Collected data
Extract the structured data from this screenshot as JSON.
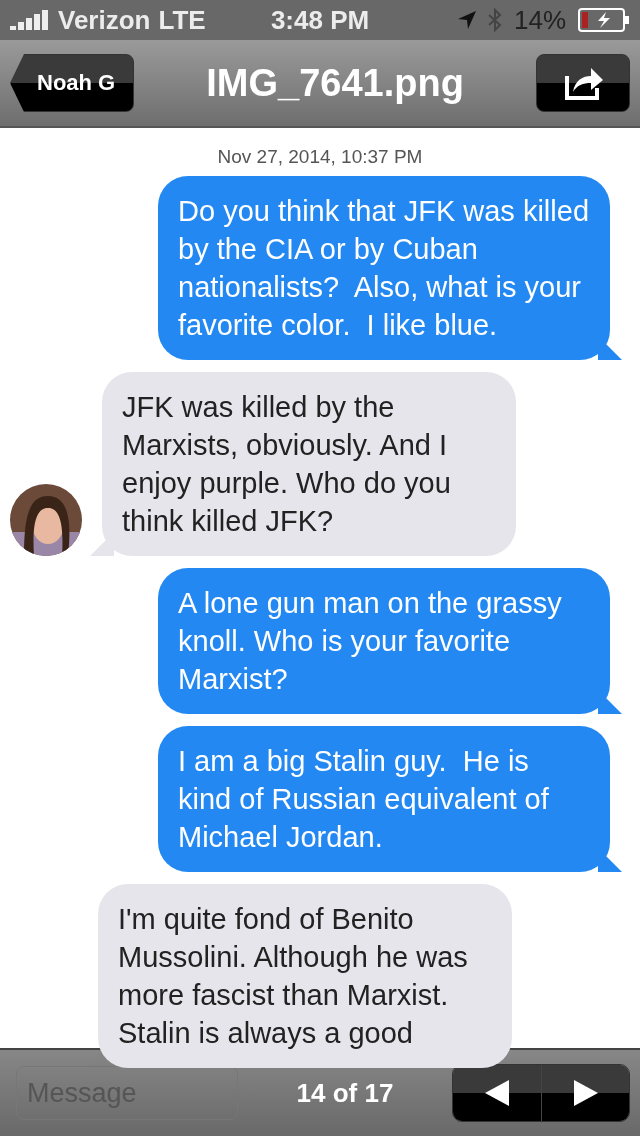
{
  "status_bar": {
    "carrier": "Verizon",
    "network": "LTE",
    "time": "3:48 PM",
    "battery": "14%"
  },
  "nav_bar": {
    "back": "Noah G",
    "title": "IMG_7641.png"
  },
  "timestamp": "Nov 27, 2014, 10:37 PM",
  "messages": [
    {
      "kind": "sent",
      "text": "Do you think that JFK was killed by the CIA or by Cuban nationalists?  Also, what is your favorite color.  I like blue."
    },
    {
      "kind": "received",
      "avatar": true,
      "text": "JFK was killed by the Marxists, obviously. And I enjoy purple. Who do you think killed JFK?"
    },
    {
      "kind": "sent",
      "text": "A lone gun man on the grassy knoll. Who is your favorite Marxist?"
    },
    {
      "kind": "sent",
      "text": "I am a big Stalin guy.  He is kind of Russian equivalent of Michael Jordan."
    },
    {
      "kind": "received",
      "avatar": false,
      "text": "I'm quite fond of Benito Mussolini. Although he was more fascist than Marxist. Stalin is always a good"
    }
  ],
  "bottom_bar": {
    "placeholder": "Message",
    "counter": "14 of 17"
  }
}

- **WHAT YOU SHOULD DO**
Images must not appear in the copy; reproduce everything else in the records verbatim.

- **SOLUTION TO THIS TASK**
Extract the structured data from this screenshot as JSON.
{
  "status_bar": {
    "carrier": "Verizon",
    "network": "LTE",
    "time": "3:48 PM",
    "battery": "14%"
  },
  "nav_bar": {
    "back": "Noah G",
    "title": "IMG_7641.png"
  },
  "timestamp": "Nov 27, 2014, 10:37 PM",
  "messages": [
    {
      "kind": "sent",
      "text": "Do you think that JFK was killed by the CIA or by Cuban nationalists?  Also, what is your favorite color.  I like blue."
    },
    {
      "kind": "received",
      "avatar": true,
      "text": "JFK was killed by the Marxists, obviously. And I enjoy purple. Who do you think killed JFK?"
    },
    {
      "kind": "sent",
      "text": "A lone gun man on the grassy knoll. Who is your favorite Marxist?"
    },
    {
      "kind": "sent",
      "text": "I am a big Stalin guy.  He is kind of Russian equivalent of Michael Jordan."
    },
    {
      "kind": "received",
      "avatar": false,
      "text": "I'm quite fond of Benito Mussolini. Although he was more fascist than Marxist. Stalin is always a good"
    }
  ],
  "bottom_bar": {
    "placeholder": "Message",
    "counter": "14 of 17"
  }
}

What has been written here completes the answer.